Lay out the data below as a two-column CSV headed description and element_positions, giving one row for each description with its answer, each in a single quoted field and with line breaks replaced by spaces. Include all of the data and leave the pictures out.

### The records
----------------------------------------
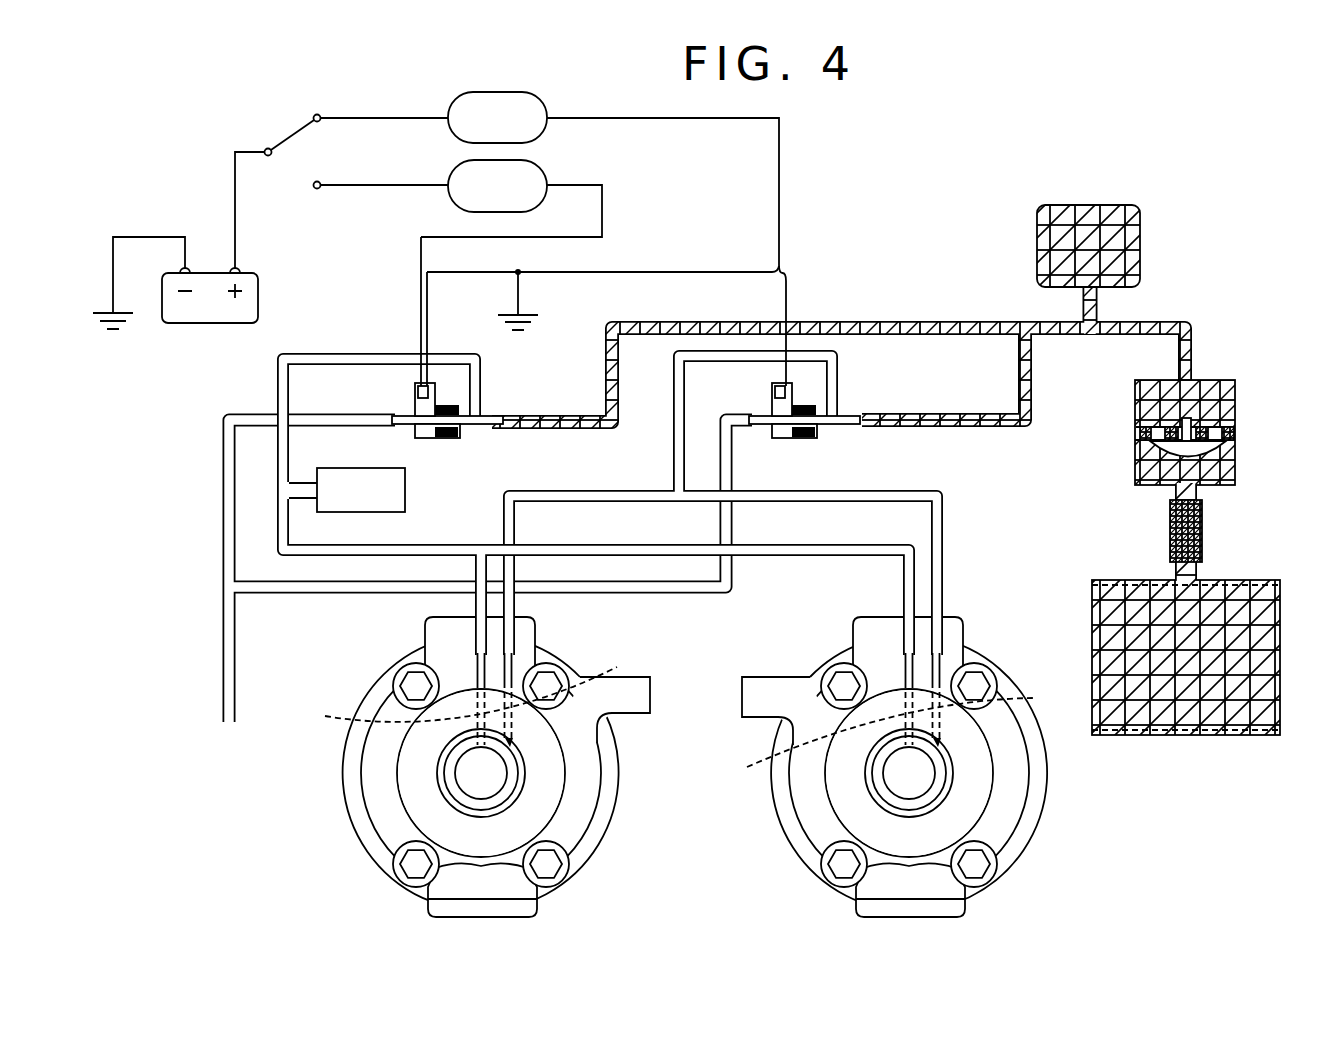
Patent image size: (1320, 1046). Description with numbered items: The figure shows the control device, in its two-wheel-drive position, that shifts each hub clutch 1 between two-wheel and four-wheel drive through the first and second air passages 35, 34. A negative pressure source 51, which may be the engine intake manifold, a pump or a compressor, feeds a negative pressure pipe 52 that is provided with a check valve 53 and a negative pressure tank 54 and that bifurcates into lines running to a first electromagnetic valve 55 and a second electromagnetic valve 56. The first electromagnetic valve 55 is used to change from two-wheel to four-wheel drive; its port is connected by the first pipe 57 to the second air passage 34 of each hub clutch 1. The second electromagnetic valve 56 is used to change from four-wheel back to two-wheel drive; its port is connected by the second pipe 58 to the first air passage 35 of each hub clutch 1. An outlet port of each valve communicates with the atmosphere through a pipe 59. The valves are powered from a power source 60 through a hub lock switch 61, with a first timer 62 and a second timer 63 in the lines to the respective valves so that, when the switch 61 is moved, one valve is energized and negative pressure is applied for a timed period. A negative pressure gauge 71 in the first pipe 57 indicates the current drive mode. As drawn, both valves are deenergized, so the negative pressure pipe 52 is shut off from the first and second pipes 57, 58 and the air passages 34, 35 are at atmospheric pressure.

The hub clutch 1 is at (350, 829).
The second air passage 34 is at (659, 720).
The first air passage 35 is at (791, 689).
The negative pressure source 51 is at (1187, 737).
The negative pressure pipe 52 is at (930, 322).
The check valve 53 is at (1135, 447).
The negative pressure tank 54 is at (1130, 237).
The first electromagnetic valve 55 is at (405, 380).
The second electromagnetic valve 56 is at (797, 372).
The first pipe 57 is at (307, 360).
The second pipe 58 is at (893, 490).
The pipe 59 is at (222, 527).
The power source 60 is at (205, 318).
The hub lock switch 61 is at (261, 144).
The first timer 62 is at (547, 174).
The second timer 63 is at (547, 106).
The negative pressure gauge 71 is at (348, 504).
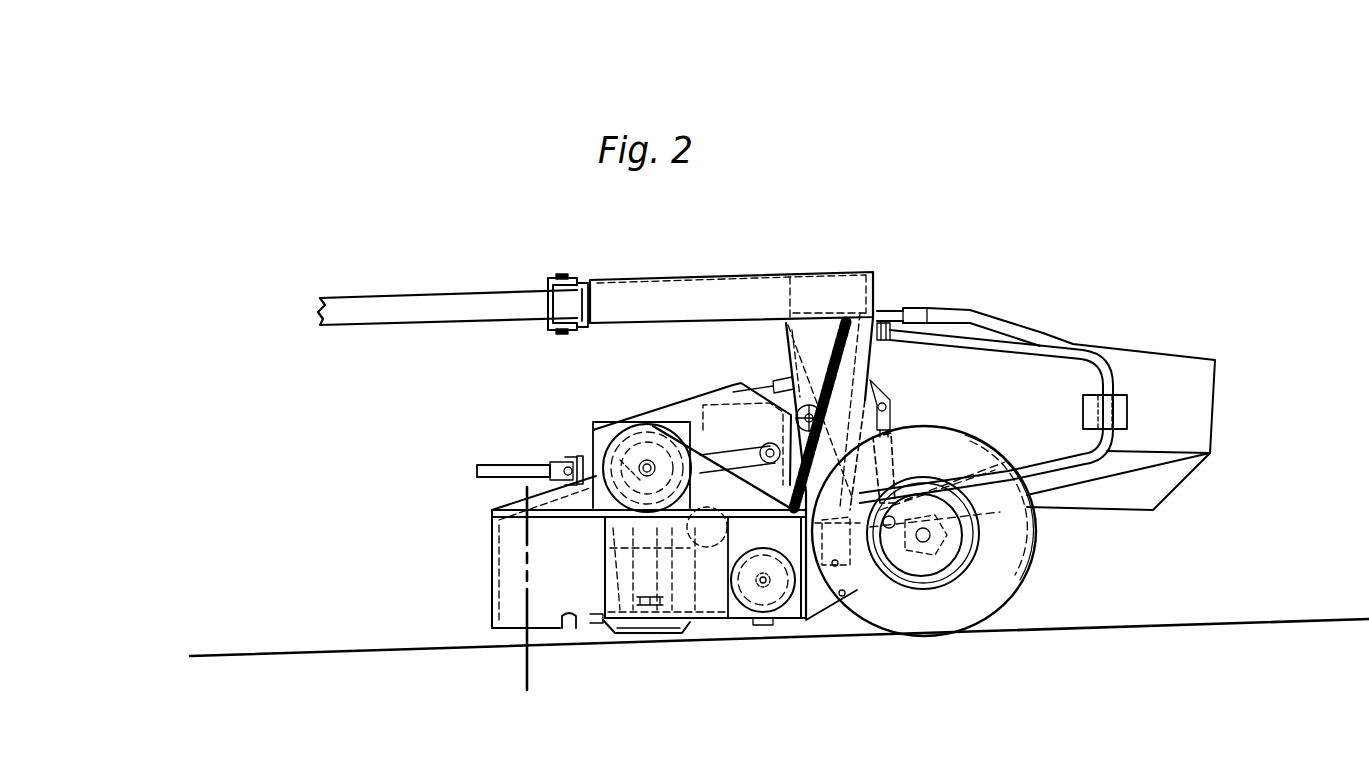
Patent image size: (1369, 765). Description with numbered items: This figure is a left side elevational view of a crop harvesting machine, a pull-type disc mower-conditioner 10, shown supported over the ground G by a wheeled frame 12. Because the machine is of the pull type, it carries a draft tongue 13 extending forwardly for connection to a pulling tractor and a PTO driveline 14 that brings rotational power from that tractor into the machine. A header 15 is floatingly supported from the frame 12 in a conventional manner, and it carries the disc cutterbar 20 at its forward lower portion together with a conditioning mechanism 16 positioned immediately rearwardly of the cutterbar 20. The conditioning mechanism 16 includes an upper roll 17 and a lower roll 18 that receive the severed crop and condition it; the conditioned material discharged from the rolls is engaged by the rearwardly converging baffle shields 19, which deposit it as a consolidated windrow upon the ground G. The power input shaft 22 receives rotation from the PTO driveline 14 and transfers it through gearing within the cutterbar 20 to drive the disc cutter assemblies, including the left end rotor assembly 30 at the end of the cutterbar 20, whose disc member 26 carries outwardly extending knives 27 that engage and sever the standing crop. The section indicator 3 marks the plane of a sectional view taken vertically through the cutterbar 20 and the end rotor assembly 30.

The disc mower-conditioner 10 is at (1000, 198).
The wheeled frame 12 is at (837, 282).
The draft tongue 13 is at (510, 300).
The PTO driveline 14 is at (502, 468).
The header 15 is at (408, 490).
The conditioning mechanism 16 is at (744, 640).
The upper roll 17 is at (750, 495).
The lower roll 18 is at (804, 621).
The baffle shields 19 is at (1193, 370).
The disc cutterbar 20 is at (624, 672).
The power input shaft 22 is at (603, 433).
The disc member 26 is at (690, 606).
The knives 27 is at (570, 632).
The left end rotor assembly 30 is at (607, 582).
The section line 3- 3 is at (548, 533).
The ground G is at (1150, 627).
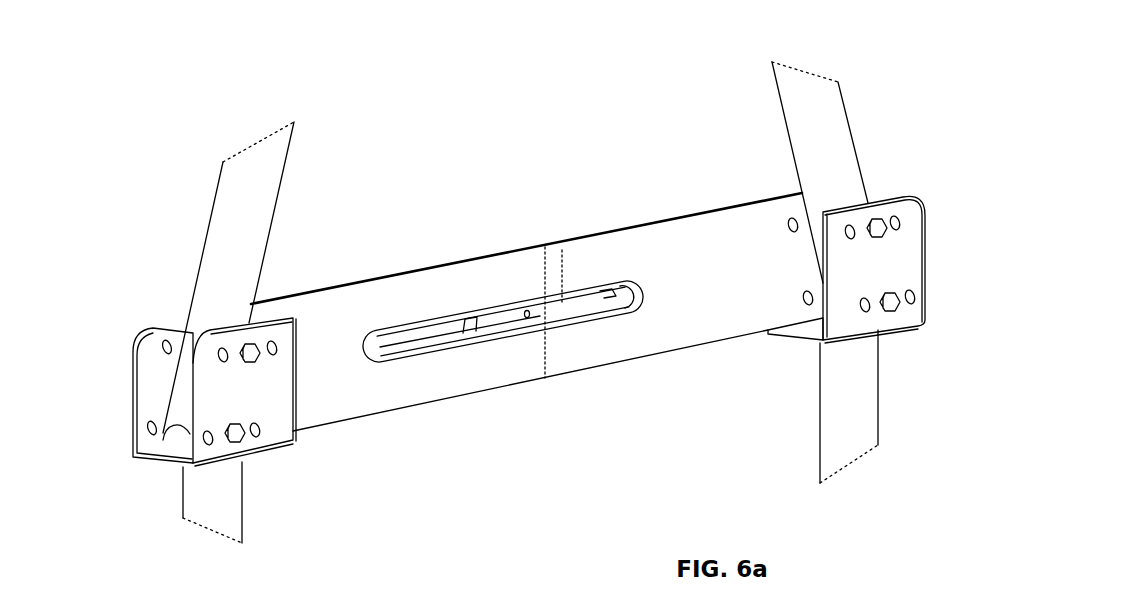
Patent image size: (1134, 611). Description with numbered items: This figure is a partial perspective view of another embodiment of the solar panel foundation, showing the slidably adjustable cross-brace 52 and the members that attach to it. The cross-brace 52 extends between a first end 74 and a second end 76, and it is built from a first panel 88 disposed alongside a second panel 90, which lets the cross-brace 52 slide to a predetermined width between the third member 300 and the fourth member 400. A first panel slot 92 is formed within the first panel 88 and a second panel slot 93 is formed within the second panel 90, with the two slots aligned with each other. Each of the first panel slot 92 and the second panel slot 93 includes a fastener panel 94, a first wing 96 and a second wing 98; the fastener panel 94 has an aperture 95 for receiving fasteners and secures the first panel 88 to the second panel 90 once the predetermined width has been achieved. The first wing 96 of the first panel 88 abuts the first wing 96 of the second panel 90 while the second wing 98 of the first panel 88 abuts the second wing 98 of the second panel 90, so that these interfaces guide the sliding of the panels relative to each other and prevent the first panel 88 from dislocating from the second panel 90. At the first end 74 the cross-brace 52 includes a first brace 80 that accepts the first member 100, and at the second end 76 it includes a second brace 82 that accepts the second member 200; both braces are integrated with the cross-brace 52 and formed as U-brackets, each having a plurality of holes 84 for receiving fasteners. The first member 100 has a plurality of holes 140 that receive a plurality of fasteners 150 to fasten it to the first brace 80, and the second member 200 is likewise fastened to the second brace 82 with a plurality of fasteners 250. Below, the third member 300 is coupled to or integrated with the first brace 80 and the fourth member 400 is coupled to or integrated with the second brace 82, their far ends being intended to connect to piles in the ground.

The cross-brace 52 is at (604, 439).
The first end of the cross-brace 74 is at (154, 284).
The second end of the cross-brace 76 is at (927, 351).
The first brace 80 is at (238, 397).
The second brace 82 is at (862, 279).
The plurality of holes 84 is at (150, 427).
The first panel 88 is at (318, 297).
The second panel 90 is at (748, 217).
The first panel slot 92 is at (388, 345).
The second panel slot 93 is at (625, 295).
The fastener panel 94 is at (453, 327).
The aperture 95 is at (527, 313).
The first wing 96 is at (558, 317).
The second wing 98 is at (590, 290).
The first member 100 is at (225, 228).
The plurality of holes 140 is at (220, 357).
The plurality of fasteners 150 is at (227, 427).
The second member 200 is at (838, 155).
The plurality of fasteners 250 is at (897, 300).
The third member 300 is at (233, 465).
The fourth member 400 is at (840, 398).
----------------------------------------
### Result
description,element_positions
"Patent image size: (1320, 1046). Description with numbered items: The figure shows the control device, in its two-wheel-drive position, that shifts each hub clutch 1 between two-wheel and four-wheel drive through the first and second air passages 35, 34. A negative pressure source 51, which may be the engine intake manifold, a pump or a compressor, feeds a negative pressure pipe 52 that is provided with a check valve 53 and a negative pressure tank 54 and that bifurcates into lines running to a first electromagnetic valve 55 and a second electromagnetic valve 56. The first electromagnetic valve 55 is used to change from two-wheel to four-wheel drive; its port is connected by the first pipe 57 to the second air passage 34 of each hub clutch 1. The second electromagnetic valve 56 is used to change from four-wheel back to two-wheel drive; its port is connected by the second pipe 58 to the first air passage 35 of each hub clutch 1. An outlet port of each valve communicates with the atmosphere through a pipe 59. The valves are powered from a power source 60 through a hub lock switch 61, with a first timer 62 and a second timer 63 in the lines to the respective valves so that, when the switch 61 is moved, one valve is energized and negative pressure is applied for a timed period. A negative pressure gauge 71 in the first pipe 57 indicates the current drive mode. As drawn, both valves are deenergized, so the negative pressure pipe 52 is shut off from the first and second pipes 57, 58 and the air passages 34, 35 are at atmospheric pressure.","The hub clutch 1 is at (350, 829). The second air passage 34 is at (659, 720). The first air passage 35 is at (791, 689). The negative pressure source 51 is at (1187, 737). The negative pressure pipe 52 is at (930, 322). The check valve 53 is at (1135, 447). The negative pressure tank 54 is at (1130, 237). The first electromagnetic valve 55 is at (405, 380). The second electromagnetic valve 56 is at (797, 372). The first pipe 57 is at (307, 360). The second pipe 58 is at (893, 490). The pipe 59 is at (222, 527). The power source 60 is at (205, 318). The hub lock switch 61 is at (261, 144). The first timer 62 is at (547, 174). The second timer 63 is at (547, 106). The negative pressure gauge 71 is at (348, 504)."
"Patent image size: (1369, 765). Description with numbered items: This figure is a left side elevational view of a crop harvesting machine, a pull-type disc mower-conditioner 10, shown supported over the ground G by a wheeled frame 12. Because the machine is of the pull type, it carries a draft tongue 13 extending forwardly for connection to a pulling tractor and a PTO driveline 14 that brings rotational power from that tractor into the machine. A header 15 is floatingly supported from the frame 12 in a conventional manner, and it carries the disc cutterbar 20 at its forward lower portion together with a conditioning mechanism 16 positioned immediately rearwardly of the cutterbar 20. The conditioning mechanism 16 includes an upper roll 17 and a lower roll 18 that receive the severed crop and condition it; the conditioned material discharged from the rolls is engaged by the rearwardly converging baffle shields 19, which deposit it as a consolidated windrow upon the ground G. The power input shaft 22 receives rotation from the PTO driveline 14 and transfers it through gearing within the cutterbar 20 to drive the disc cutter assemblies, including the left end rotor assembly 30 at the end of the cutterbar 20, whose disc member 26 carries outwardly extending knives 27 that engage and sever the standing crop. The section indicator 3 marks the plane of a sectional view taken vertically through the cutterbar 20 and the end rotor assembly 30.","The disc mower-conditioner 10 is at (1000, 198). The wheeled frame 12 is at (837, 282). The draft tongue 13 is at (510, 300). The PTO driveline 14 is at (502, 468). The header 15 is at (408, 490). The conditioning mechanism 16 is at (744, 640). The upper roll 17 is at (750, 495). The lower roll 18 is at (804, 621). The baffle shields 19 is at (1193, 370). The disc cutterbar 20 is at (624, 672). The power input shaft 22 is at (603, 433). The disc member 26 is at (690, 606). The knives 27 is at (570, 632). The left end rotor assembly 30 is at (607, 582). The section line 3- 3 is at (548, 533). The ground G is at (1150, 627)."
"Patent image size: (1134, 611). Description with numbered items: This figure is a partial perspective view of another embodiment of the solar panel foundation, showing the slidably adjustable cross-brace 52 and the members that attach to it. The cross-brace 52 extends between a first end 74 and a second end 76, and it is built from a first panel 88 disposed alongside a second panel 90, which lets the cross-brace 52 slide to a predetermined width between the third member 300 and the fourth member 400. A first panel slot 92 is formed within the first panel 88 and a second panel slot 93 is formed within the second panel 90, with the two slots aligned with each other. Each of the first panel slot 92 and the second panel slot 93 includes a fastener panel 94, a first wing 96 and a second wing 98; the fastener panel 94 has an aperture 95 for receiving fasteners and secures the first panel 88 to the second panel 90 once the predetermined width has been achieved. The first wing 96 of the first panel 88 abuts the first wing 96 of the second panel 90 while the second wing 98 of the first panel 88 abuts the second wing 98 of the second panel 90, so that these interfaces guide the sliding of the panels relative to each other and prevent the first panel 88 from dislocating from the second panel 90. At the first end 74 the cross-brace 52 includes a first brace 80 that accepts the first member 100, and at the second end 76 it includes a second brace 82 that accepts the second member 200; both braces are integrated with the cross-brace 52 and formed as U-brackets, each having a plurality of holes 84 for receiving fasteners. The first member 100 has a plurality of holes 140 that receive a plurality of fasteners 150 to fasten it to the first brace 80, and the second member 200 is likewise fastened to the second brace 82 with a plurality of fasteners 250. Below, the third member 300 is coupled to or integrated with the first brace 80 and the fourth member 400 is coupled to or integrated with the second brace 82, their far ends being intended to connect to piles in the ground.","The cross-brace 52 is at (604, 439). The first end of the cross-brace 74 is at (154, 284). The second end of the cross-brace 76 is at (927, 351). The first brace 80 is at (238, 397). The second brace 82 is at (862, 279). The plurality of holes 84 is at (150, 427). The first panel 88 is at (318, 297). The second panel 90 is at (748, 217). The first panel slot 92 is at (388, 345). The second panel slot 93 is at (625, 295). The fastener panel 94 is at (453, 327). The aperture 95 is at (527, 313). The first wing 96 is at (558, 317). The second wing 98 is at (590, 290). The first member 100 is at (225, 228). The plurality of holes 140 is at (220, 357). The plurality of fasteners 150 is at (227, 427). The second member 200 is at (838, 155). The plurality of fasteners 250 is at (897, 300). The third member 300 is at (233, 465). The fourth member 400 is at (840, 398)."